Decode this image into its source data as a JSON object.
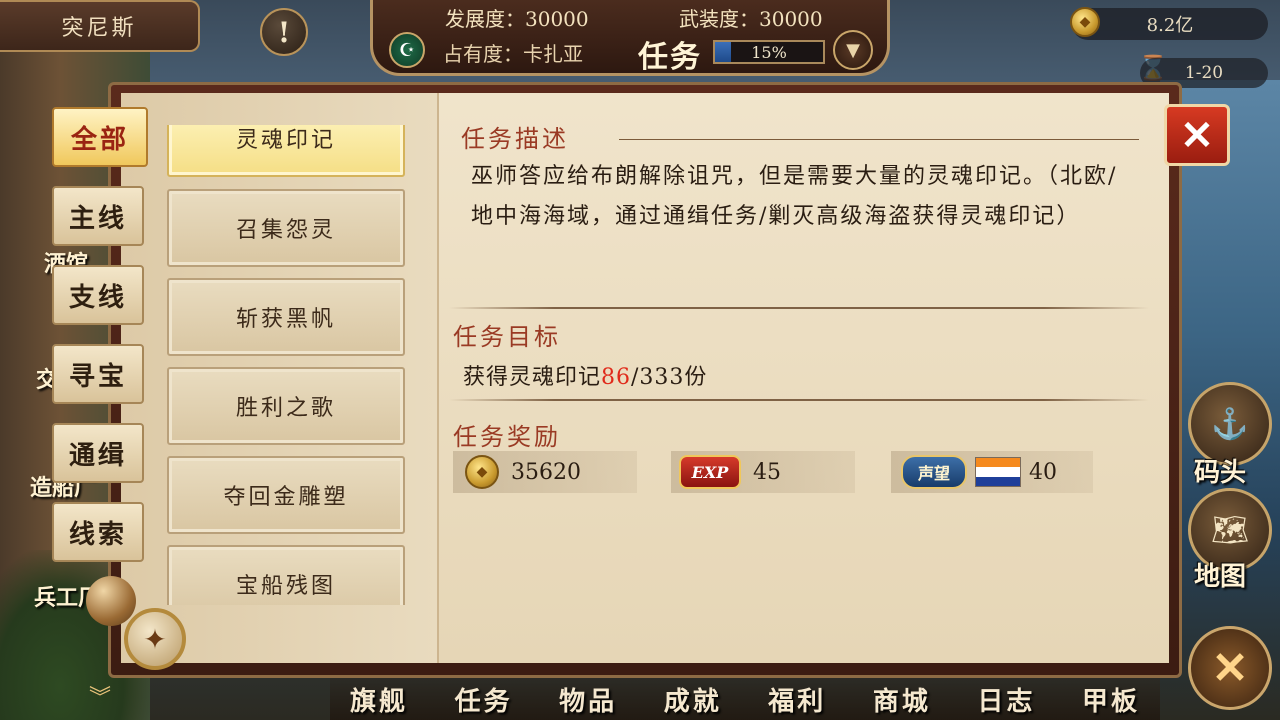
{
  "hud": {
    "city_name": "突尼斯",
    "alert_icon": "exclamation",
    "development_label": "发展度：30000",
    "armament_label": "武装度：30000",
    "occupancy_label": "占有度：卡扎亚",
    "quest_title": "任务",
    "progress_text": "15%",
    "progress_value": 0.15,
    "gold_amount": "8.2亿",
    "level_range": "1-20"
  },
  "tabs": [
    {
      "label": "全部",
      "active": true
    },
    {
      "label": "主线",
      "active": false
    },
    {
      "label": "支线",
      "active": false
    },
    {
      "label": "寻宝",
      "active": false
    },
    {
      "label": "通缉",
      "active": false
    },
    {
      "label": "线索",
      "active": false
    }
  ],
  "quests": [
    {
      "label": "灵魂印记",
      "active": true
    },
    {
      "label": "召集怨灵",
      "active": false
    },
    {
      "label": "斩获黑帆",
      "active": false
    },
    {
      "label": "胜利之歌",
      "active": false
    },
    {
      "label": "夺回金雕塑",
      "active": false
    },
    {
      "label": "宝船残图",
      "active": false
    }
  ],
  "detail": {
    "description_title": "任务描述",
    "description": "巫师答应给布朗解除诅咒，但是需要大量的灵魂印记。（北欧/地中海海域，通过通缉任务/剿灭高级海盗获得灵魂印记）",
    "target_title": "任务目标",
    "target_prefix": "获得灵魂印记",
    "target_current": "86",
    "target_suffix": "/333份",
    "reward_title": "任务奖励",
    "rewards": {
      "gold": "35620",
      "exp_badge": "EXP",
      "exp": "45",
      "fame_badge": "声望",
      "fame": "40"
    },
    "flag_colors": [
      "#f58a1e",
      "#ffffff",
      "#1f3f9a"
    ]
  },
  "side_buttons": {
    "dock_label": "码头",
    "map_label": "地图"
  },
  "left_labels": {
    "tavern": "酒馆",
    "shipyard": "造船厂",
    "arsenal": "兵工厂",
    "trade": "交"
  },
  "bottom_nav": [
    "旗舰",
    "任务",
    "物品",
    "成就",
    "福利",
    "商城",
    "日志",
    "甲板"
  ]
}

* * * * * * * * *

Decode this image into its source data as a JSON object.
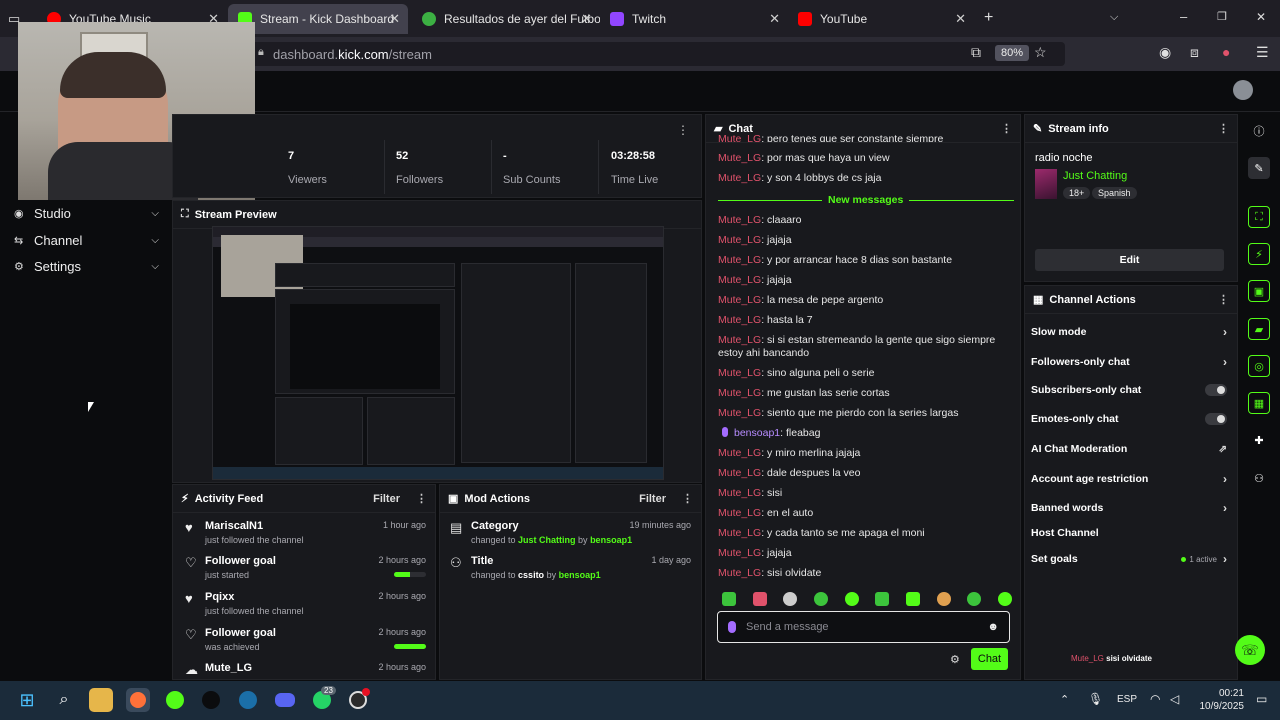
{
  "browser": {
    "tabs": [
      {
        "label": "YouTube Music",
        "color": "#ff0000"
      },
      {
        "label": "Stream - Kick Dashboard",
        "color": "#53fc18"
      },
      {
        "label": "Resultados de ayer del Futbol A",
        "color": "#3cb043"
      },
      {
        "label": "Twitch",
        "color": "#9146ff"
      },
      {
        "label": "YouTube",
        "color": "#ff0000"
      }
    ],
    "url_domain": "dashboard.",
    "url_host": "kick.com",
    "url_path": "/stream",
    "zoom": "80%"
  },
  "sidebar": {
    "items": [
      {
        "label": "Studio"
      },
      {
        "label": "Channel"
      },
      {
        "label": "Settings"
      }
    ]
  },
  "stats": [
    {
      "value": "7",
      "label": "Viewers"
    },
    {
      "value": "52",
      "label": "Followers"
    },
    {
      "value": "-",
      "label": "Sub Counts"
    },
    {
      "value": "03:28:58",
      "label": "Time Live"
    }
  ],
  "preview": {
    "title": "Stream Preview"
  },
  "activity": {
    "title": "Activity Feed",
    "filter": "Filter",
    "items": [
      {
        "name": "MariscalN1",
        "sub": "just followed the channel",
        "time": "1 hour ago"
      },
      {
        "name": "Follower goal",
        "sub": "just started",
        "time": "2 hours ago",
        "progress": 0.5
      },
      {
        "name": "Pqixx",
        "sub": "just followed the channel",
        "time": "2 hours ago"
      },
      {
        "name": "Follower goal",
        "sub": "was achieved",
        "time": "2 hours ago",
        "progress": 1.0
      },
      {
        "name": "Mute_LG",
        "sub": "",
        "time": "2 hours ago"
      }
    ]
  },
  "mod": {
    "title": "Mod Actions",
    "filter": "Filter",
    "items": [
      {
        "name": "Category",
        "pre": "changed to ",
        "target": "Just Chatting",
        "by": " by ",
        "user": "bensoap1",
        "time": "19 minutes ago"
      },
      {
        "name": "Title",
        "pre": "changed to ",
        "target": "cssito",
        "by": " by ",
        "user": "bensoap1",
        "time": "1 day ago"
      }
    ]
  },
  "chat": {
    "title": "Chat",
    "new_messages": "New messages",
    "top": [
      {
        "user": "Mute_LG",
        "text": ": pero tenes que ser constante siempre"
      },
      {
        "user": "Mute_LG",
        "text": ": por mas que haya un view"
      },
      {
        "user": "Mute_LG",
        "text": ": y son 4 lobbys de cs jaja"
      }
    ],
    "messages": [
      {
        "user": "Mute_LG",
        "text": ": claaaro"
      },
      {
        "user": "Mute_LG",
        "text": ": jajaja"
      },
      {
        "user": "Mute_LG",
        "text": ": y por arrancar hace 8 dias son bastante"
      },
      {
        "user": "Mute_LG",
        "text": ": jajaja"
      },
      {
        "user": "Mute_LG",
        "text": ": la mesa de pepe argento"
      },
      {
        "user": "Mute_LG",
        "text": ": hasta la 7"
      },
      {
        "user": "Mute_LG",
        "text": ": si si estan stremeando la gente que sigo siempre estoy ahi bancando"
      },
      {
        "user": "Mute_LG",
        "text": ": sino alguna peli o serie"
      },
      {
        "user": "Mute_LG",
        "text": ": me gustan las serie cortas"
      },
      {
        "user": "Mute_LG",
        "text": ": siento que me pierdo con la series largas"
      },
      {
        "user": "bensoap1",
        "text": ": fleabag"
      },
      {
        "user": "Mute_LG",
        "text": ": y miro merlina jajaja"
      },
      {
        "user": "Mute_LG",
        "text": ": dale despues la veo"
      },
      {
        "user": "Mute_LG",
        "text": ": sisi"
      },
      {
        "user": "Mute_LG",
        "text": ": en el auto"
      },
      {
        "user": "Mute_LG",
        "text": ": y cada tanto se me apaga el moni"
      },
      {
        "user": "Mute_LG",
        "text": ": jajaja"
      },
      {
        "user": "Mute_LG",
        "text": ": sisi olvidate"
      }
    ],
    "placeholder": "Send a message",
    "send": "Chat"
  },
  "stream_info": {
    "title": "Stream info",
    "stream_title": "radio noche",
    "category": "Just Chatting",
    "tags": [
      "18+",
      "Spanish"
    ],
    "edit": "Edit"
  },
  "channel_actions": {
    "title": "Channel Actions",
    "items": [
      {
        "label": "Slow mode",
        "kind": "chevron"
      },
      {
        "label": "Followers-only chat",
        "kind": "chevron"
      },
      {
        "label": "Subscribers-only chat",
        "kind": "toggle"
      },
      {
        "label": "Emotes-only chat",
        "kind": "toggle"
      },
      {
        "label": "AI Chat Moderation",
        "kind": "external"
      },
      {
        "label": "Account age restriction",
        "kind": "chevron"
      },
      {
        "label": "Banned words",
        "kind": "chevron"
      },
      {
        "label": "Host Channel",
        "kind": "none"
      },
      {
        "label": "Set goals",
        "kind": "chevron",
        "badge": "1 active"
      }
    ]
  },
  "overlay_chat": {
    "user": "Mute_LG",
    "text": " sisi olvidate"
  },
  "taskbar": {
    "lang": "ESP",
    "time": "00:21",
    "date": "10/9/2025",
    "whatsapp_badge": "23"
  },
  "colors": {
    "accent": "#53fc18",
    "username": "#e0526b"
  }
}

* * * * * * * * *

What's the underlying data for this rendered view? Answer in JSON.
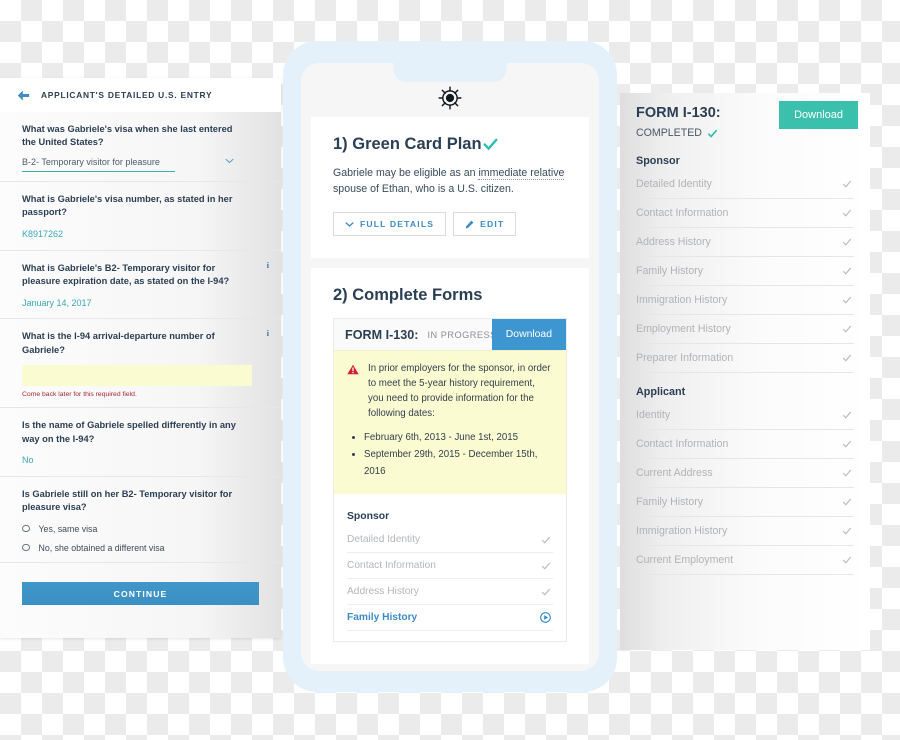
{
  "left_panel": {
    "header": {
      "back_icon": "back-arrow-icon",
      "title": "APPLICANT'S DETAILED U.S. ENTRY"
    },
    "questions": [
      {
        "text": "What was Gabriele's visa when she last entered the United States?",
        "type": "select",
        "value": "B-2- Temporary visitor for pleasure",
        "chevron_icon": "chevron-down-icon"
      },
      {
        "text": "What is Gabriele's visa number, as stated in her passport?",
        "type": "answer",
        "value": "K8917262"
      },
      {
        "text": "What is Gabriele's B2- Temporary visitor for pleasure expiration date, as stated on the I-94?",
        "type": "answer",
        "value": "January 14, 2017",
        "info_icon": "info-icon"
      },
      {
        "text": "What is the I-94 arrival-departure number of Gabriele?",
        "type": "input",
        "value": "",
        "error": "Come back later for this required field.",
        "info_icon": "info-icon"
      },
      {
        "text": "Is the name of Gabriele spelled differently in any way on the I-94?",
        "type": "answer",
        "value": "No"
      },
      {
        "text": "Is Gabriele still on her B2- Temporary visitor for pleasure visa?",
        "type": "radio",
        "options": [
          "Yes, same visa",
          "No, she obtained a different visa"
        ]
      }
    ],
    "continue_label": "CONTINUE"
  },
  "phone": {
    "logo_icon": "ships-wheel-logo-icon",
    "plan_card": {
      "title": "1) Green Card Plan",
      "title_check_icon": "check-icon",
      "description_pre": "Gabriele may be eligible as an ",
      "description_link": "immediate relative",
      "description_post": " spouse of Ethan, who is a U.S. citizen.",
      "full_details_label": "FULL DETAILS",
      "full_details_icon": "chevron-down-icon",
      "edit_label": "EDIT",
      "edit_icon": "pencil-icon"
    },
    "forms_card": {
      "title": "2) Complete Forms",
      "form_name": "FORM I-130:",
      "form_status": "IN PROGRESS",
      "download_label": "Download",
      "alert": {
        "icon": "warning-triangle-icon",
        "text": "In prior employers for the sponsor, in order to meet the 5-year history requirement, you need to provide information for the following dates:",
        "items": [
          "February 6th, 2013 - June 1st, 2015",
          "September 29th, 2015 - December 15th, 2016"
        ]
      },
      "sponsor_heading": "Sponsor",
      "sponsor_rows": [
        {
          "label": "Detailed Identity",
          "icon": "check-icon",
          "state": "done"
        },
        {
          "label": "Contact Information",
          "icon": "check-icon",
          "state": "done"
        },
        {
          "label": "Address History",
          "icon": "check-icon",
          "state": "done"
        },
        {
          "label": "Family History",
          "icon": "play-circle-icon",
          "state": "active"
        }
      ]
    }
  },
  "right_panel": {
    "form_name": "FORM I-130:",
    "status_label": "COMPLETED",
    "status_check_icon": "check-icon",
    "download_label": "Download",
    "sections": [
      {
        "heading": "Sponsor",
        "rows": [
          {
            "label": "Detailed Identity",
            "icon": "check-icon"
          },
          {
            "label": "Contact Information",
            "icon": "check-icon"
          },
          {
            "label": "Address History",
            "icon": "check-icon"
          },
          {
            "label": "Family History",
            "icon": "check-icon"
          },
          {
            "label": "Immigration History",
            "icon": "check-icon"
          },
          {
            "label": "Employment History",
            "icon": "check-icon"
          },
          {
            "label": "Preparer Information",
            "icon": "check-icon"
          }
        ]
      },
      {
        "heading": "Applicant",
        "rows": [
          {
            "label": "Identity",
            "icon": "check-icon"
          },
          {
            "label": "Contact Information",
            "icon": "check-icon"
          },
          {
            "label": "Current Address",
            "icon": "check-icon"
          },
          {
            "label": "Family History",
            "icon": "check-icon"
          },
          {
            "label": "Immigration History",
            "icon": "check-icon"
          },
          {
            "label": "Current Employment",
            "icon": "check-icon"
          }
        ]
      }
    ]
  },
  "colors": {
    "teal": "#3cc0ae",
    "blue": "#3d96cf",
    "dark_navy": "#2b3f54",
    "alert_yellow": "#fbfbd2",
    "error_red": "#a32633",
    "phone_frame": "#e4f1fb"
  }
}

* * * * * * * * *

• To be done: Determine how many lines of the records above contain the word "radio", and report only that number.

• Task output: 2